== Supplied data

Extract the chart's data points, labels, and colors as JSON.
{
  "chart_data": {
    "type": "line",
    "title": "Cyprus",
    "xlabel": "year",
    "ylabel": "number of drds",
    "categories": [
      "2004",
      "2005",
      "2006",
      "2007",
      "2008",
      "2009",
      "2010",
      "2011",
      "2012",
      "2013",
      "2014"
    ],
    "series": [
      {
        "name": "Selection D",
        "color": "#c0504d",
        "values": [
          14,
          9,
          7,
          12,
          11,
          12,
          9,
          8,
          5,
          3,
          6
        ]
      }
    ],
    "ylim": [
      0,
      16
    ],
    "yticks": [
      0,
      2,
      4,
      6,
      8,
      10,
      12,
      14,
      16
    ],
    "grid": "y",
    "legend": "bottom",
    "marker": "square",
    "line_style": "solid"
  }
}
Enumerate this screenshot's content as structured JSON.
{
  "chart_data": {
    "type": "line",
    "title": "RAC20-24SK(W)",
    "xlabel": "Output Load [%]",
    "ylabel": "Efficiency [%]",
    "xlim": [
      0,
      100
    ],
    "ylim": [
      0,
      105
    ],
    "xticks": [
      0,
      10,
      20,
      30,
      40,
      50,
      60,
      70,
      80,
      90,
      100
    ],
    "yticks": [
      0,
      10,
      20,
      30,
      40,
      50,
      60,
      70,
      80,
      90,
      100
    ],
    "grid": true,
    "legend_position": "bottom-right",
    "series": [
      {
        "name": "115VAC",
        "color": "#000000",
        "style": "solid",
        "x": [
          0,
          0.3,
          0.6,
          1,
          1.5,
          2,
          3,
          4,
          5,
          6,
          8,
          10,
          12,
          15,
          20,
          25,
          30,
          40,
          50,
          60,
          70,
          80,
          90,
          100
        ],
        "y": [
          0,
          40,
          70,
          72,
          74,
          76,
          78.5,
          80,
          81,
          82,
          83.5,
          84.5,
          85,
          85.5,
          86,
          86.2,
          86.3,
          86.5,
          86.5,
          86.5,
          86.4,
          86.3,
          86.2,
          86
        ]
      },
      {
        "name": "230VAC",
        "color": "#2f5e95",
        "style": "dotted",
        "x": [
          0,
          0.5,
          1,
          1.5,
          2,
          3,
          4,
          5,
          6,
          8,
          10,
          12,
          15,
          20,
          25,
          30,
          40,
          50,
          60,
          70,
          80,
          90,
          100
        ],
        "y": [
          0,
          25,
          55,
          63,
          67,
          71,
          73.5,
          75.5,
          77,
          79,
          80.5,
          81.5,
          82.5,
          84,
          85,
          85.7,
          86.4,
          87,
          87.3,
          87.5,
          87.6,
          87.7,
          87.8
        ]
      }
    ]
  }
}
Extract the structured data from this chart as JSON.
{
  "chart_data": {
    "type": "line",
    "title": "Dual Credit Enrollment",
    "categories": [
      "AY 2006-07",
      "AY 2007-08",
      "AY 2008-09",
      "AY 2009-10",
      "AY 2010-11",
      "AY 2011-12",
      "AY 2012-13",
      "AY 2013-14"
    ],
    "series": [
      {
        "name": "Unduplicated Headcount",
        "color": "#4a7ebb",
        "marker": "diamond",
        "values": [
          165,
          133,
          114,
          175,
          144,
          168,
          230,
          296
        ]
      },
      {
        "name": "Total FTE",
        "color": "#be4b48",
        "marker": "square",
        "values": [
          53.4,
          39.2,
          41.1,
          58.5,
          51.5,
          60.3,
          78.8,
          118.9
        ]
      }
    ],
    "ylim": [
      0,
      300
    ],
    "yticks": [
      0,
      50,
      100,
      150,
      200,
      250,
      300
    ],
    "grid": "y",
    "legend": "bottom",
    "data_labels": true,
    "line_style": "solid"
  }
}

====

**Objective:** Count every line above that holds the word "Extract", and state the number and nothing more.

**Exercise output:** 2